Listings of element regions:
"""

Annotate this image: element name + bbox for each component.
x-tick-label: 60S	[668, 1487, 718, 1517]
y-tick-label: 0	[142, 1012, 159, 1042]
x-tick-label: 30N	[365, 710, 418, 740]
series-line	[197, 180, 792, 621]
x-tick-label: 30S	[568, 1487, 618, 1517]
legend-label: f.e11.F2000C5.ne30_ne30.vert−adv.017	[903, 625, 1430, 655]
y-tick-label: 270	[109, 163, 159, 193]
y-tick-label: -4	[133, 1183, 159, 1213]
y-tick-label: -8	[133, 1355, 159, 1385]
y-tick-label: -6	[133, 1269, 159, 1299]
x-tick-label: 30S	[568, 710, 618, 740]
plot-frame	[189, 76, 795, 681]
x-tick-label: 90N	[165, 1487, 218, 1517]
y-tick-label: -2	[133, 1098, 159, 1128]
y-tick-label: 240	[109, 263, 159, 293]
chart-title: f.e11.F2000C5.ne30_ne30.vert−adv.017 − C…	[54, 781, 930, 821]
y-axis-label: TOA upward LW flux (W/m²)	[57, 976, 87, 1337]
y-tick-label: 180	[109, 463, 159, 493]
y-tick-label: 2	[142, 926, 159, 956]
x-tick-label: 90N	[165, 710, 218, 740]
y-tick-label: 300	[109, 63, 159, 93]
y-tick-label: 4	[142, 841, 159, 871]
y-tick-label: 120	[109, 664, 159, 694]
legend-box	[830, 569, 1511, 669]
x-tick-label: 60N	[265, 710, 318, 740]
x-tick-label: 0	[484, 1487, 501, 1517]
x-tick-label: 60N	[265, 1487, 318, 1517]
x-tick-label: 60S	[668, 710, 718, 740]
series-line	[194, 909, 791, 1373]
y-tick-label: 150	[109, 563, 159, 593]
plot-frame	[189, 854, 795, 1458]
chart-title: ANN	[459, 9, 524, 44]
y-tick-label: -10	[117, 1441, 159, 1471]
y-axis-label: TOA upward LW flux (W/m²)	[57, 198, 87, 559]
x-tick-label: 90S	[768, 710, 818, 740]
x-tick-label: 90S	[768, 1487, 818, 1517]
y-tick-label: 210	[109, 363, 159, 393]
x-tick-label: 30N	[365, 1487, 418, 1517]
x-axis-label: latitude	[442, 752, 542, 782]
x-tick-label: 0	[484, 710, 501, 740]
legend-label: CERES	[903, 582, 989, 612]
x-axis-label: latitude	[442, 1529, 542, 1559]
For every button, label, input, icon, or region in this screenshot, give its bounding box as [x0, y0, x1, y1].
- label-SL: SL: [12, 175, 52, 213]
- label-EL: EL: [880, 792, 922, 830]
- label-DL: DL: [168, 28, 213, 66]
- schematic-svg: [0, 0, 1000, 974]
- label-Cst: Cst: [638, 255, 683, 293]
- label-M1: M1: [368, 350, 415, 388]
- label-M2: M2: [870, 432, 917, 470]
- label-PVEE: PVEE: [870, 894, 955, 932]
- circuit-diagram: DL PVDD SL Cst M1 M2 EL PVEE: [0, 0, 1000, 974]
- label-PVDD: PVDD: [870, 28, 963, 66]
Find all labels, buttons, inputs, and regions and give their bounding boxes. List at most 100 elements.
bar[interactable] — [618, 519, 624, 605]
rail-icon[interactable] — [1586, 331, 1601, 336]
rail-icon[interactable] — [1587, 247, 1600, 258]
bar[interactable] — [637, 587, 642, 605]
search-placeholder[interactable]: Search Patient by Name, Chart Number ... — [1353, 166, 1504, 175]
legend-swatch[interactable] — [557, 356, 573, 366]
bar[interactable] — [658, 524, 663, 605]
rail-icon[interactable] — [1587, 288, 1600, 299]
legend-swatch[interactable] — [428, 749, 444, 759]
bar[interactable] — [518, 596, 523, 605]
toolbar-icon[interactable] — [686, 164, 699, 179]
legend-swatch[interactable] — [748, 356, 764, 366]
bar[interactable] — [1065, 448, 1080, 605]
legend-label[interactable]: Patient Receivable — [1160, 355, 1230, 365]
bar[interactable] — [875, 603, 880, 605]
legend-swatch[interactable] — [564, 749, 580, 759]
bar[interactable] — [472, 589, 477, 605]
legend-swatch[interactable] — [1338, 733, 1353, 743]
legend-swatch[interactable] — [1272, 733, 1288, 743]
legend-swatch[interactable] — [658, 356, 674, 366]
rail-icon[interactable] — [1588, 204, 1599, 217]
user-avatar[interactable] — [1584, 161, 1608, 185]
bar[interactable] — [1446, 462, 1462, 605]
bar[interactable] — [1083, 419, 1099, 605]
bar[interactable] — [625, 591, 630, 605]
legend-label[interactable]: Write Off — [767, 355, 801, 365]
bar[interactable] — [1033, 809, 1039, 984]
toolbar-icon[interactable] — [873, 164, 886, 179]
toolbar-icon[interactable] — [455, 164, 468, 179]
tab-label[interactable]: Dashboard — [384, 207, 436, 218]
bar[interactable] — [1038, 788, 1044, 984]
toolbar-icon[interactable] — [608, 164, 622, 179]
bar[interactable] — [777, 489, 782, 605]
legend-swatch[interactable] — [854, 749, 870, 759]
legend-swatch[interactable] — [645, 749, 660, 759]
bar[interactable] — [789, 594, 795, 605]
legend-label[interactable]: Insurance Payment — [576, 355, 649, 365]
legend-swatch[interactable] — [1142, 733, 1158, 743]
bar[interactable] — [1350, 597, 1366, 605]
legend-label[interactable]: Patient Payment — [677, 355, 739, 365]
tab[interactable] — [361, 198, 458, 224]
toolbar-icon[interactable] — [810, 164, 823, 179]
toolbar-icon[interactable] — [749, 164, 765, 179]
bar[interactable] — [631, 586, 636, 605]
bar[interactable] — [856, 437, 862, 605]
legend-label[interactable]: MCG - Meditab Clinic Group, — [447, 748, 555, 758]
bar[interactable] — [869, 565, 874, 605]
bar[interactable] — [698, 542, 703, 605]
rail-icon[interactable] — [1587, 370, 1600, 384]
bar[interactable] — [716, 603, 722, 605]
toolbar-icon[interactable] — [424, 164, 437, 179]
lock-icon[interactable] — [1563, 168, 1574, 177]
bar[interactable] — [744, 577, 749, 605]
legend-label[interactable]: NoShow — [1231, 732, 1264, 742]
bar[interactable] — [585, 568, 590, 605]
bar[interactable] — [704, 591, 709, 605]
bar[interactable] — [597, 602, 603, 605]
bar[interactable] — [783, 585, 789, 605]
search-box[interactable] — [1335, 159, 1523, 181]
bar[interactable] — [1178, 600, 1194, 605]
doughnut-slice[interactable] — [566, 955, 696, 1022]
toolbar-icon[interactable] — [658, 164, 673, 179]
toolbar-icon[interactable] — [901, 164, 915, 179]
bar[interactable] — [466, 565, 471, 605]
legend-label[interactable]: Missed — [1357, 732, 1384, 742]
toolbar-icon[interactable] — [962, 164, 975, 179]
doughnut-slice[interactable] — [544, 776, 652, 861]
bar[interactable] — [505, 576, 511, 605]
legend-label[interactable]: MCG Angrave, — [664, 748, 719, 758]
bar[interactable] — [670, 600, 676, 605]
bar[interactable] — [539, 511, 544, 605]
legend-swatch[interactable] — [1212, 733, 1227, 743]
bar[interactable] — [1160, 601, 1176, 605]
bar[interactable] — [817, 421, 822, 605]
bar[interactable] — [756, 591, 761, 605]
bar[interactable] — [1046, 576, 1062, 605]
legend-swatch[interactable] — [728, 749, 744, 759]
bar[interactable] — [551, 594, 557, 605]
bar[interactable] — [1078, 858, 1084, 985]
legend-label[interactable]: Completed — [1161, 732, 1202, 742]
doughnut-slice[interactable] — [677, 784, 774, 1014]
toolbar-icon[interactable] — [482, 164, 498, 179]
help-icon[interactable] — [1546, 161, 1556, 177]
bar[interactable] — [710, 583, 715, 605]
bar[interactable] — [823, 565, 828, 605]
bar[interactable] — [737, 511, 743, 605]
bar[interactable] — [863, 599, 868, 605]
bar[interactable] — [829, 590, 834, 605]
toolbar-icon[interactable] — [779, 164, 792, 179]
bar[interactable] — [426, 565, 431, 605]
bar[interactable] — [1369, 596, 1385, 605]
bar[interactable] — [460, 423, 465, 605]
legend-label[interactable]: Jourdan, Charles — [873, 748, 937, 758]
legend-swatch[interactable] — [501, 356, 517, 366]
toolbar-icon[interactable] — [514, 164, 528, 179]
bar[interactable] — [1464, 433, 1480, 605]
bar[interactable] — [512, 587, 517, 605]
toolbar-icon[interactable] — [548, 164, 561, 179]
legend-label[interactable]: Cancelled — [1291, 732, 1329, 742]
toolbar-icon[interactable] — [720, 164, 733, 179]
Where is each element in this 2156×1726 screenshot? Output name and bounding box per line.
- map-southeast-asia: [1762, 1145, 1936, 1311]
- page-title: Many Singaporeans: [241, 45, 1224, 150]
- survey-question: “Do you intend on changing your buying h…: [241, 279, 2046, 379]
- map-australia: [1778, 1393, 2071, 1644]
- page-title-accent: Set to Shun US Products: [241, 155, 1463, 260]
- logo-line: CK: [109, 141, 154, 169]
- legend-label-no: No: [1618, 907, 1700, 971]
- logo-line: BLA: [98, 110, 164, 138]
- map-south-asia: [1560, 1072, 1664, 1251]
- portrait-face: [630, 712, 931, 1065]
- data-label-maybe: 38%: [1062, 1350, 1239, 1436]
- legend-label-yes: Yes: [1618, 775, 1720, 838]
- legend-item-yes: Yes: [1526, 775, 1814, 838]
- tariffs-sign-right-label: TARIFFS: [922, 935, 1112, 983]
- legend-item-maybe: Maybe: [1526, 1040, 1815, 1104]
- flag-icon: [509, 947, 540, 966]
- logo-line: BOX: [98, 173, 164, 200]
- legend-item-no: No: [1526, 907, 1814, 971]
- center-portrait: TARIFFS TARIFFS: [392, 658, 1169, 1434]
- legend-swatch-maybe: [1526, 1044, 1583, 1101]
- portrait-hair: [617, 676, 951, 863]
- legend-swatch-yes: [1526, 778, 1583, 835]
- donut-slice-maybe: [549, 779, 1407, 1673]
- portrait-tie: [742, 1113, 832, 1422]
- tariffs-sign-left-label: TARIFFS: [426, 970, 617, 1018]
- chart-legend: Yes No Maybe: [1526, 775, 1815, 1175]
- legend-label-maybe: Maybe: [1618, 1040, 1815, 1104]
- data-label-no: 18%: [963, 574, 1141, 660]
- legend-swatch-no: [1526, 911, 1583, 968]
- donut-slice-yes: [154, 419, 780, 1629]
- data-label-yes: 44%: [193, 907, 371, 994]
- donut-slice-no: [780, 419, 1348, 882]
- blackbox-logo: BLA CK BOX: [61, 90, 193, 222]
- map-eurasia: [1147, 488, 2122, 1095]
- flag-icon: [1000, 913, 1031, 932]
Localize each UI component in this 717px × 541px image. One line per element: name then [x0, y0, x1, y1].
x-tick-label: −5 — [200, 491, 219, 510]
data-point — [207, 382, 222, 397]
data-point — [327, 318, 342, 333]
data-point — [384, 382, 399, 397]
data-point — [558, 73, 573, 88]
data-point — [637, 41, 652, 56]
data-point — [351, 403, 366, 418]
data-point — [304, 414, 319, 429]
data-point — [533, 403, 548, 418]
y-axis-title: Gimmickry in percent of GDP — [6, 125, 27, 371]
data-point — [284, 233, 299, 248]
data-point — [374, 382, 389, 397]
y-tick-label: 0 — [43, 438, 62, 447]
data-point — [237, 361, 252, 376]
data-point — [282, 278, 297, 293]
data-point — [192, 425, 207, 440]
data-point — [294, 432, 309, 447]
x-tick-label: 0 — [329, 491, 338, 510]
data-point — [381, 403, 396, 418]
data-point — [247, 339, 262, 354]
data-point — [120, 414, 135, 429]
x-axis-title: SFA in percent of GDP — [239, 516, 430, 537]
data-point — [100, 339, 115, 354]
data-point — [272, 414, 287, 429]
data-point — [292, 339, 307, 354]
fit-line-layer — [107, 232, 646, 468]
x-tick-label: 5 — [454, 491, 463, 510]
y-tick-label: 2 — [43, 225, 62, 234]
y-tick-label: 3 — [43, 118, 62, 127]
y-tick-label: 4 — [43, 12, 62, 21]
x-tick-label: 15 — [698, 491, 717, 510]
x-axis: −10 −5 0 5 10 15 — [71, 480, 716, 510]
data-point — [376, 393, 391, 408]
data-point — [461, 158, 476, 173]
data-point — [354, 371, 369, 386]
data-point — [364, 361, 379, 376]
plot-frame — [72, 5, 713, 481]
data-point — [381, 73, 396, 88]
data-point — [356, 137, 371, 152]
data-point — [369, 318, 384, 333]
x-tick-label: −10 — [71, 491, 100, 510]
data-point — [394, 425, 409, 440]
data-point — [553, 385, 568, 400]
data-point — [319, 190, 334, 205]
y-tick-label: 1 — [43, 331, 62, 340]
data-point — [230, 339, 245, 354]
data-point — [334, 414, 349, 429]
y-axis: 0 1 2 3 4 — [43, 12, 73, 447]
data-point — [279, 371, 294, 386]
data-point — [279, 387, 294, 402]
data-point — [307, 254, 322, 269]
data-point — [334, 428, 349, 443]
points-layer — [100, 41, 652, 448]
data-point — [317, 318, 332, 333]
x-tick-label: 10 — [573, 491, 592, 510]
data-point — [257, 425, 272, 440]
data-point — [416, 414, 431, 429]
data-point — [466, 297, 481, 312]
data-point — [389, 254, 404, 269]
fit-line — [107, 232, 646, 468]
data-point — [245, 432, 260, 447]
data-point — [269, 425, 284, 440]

"""

_What the task requires_
Can you set out the data as a numbered list, from its first line up to and including the line containing "1355, 159, 1385]", with blank lines left out?

_Output of the exercise_
1. Annotate this image: element name + bbox for each component.
2. x-tick-label: 60S	[668, 1487, 718, 1517]
3. y-tick-label: 0	[142, 1012, 159, 1042]
4. x-tick-label: 30N	[365, 710, 418, 740]
5. series-line	[197, 180, 792, 621]
6. x-tick-label: 30S	[568, 1487, 618, 1517]
7. legend-label: f.e11.F2000C5.ne30_ne30.vert−adv.017	[903, 625, 1430, 655]
8. y-tick-label: 270	[109, 163, 159, 193]
9. y-tick-label: -4	[133, 1183, 159, 1213]
10. y-tick-label: -8	[133, 1355, 159, 1385]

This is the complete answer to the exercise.